# ENTRIES SUPPLIED
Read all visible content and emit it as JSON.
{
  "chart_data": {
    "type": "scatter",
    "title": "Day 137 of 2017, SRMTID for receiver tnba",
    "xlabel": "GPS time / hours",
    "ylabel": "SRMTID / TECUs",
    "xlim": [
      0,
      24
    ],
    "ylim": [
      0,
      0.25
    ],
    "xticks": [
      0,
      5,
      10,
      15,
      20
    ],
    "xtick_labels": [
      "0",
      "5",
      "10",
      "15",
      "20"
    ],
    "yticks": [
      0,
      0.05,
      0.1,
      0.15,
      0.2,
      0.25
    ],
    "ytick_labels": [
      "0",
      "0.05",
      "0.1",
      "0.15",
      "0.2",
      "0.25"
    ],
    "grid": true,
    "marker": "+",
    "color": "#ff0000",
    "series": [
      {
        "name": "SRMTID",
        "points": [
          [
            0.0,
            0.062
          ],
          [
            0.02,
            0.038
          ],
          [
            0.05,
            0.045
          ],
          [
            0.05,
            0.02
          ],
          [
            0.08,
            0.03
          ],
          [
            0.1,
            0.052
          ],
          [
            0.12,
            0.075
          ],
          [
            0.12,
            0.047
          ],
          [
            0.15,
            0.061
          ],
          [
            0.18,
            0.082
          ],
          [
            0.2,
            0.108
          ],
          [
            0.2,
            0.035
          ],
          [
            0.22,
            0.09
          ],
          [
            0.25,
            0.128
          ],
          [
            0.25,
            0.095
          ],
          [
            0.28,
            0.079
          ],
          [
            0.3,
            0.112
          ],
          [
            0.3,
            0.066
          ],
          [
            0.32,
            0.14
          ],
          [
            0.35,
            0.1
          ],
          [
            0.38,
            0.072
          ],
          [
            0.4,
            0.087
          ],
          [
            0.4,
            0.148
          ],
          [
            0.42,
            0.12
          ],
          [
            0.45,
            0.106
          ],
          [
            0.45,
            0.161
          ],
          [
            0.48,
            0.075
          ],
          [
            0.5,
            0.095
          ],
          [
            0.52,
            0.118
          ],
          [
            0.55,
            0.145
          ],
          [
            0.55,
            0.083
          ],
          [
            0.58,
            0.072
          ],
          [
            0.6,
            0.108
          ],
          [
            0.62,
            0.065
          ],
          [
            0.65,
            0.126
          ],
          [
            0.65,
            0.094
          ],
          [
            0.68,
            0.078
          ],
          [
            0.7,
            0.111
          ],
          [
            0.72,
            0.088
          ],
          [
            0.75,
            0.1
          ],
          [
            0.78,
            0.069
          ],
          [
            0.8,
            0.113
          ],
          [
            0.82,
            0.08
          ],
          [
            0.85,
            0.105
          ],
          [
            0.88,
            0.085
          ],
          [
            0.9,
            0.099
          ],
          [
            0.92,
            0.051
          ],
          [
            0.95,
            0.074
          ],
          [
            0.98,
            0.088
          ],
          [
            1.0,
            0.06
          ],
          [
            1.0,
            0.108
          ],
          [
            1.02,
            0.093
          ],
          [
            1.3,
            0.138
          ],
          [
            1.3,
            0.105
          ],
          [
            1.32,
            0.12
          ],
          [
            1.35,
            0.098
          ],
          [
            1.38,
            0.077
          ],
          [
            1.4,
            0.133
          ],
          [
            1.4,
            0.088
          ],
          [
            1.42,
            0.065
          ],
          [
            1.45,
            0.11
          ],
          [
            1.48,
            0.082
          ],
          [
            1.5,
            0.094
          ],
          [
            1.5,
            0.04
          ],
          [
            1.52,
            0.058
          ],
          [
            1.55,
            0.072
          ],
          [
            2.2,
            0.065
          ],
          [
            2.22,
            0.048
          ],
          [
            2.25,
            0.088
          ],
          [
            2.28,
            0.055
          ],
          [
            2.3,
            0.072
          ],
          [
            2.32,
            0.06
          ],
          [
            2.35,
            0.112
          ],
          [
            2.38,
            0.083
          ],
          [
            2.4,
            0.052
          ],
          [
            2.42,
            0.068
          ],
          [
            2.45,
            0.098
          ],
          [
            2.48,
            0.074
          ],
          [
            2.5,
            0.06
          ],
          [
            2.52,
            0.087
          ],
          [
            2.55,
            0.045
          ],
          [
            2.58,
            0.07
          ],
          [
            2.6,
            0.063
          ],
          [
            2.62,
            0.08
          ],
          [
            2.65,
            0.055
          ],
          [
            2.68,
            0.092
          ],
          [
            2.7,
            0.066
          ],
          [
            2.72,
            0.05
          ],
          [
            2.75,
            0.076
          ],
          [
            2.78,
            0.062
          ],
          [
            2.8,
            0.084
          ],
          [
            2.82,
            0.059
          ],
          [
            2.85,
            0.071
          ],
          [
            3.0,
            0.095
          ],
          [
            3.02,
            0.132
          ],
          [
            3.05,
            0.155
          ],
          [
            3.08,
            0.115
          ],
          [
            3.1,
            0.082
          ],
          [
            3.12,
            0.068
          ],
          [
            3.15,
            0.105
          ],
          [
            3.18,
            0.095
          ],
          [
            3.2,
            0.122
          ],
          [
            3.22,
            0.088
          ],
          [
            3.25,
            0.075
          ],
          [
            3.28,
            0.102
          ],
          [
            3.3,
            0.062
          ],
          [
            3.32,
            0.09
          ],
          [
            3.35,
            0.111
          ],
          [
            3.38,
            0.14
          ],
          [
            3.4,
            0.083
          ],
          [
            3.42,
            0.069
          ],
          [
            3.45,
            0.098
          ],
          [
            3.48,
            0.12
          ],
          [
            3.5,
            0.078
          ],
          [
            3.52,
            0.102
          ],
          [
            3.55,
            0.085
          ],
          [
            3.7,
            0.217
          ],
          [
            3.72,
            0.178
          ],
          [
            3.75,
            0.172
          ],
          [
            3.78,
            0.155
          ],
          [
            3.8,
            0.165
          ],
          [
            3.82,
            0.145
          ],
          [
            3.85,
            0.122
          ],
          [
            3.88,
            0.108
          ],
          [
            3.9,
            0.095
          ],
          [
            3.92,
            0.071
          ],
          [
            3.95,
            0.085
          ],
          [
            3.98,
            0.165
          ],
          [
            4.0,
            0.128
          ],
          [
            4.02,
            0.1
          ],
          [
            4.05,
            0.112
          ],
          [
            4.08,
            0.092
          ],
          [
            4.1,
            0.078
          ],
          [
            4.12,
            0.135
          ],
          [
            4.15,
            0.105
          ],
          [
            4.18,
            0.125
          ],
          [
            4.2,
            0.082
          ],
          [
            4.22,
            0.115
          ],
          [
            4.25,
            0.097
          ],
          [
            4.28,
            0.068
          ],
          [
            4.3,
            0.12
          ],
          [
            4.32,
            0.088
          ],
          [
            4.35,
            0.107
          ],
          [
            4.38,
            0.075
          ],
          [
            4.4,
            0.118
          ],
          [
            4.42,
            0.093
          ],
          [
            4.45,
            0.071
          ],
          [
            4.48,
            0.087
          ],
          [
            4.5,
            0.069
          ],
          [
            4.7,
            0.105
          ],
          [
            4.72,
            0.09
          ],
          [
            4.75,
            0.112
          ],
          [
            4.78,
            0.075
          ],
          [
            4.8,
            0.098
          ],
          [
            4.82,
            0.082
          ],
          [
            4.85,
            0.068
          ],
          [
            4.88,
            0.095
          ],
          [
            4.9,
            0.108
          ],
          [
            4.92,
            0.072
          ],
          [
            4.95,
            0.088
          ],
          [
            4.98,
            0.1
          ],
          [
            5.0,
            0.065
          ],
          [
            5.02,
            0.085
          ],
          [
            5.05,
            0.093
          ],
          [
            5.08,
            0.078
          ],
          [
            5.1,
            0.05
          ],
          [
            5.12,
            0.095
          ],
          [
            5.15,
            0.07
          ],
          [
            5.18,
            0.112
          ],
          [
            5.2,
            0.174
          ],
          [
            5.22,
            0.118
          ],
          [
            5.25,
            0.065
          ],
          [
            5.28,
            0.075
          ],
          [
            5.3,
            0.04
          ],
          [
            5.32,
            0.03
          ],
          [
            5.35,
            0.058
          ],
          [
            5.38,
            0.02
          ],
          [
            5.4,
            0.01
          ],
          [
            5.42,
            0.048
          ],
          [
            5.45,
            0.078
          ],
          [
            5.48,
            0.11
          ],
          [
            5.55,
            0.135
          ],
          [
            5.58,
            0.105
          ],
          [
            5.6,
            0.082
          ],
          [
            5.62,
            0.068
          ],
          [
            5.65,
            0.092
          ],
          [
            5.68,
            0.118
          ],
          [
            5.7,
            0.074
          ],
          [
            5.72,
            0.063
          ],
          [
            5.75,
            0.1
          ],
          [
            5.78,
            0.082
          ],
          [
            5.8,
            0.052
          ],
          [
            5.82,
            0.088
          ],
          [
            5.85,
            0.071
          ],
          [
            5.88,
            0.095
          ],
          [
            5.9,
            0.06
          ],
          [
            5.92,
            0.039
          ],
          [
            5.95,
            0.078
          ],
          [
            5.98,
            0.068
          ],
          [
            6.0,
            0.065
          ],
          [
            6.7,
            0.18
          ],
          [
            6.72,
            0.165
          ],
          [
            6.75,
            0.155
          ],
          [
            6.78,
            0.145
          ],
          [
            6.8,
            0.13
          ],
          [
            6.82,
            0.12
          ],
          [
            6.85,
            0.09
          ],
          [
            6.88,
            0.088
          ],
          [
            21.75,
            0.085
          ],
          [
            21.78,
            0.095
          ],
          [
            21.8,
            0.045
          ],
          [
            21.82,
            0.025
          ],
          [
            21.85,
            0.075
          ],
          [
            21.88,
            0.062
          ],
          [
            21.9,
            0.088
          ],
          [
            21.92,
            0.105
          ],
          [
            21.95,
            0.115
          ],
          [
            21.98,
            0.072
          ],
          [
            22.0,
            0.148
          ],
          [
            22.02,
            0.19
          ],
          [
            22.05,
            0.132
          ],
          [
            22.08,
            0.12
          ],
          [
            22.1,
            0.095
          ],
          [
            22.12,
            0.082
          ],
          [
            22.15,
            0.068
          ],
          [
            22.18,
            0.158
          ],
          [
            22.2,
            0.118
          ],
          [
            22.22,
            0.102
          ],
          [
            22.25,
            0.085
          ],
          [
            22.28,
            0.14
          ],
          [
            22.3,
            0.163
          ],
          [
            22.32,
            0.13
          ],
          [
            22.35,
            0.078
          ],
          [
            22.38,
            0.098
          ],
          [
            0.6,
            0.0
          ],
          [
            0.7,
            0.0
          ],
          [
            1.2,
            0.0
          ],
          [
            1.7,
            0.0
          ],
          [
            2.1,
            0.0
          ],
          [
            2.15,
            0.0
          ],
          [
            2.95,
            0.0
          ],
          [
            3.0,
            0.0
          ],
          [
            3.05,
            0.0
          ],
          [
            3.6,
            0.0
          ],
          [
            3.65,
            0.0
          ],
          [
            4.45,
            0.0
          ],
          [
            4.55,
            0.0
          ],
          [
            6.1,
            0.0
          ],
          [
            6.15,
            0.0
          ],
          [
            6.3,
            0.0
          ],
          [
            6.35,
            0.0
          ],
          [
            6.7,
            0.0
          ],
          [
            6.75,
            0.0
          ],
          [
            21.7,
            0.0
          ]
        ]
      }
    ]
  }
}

# DIRECTIONS
Only lines with the string "SRMTID" belong in your answer; copy each one.

# FULL OUTPUT
    "title": "Day 137 of 2017, SRMTID for receiver tnba",
    "ylabel": "SRMTID / TECUs",
        "name": "SRMTID",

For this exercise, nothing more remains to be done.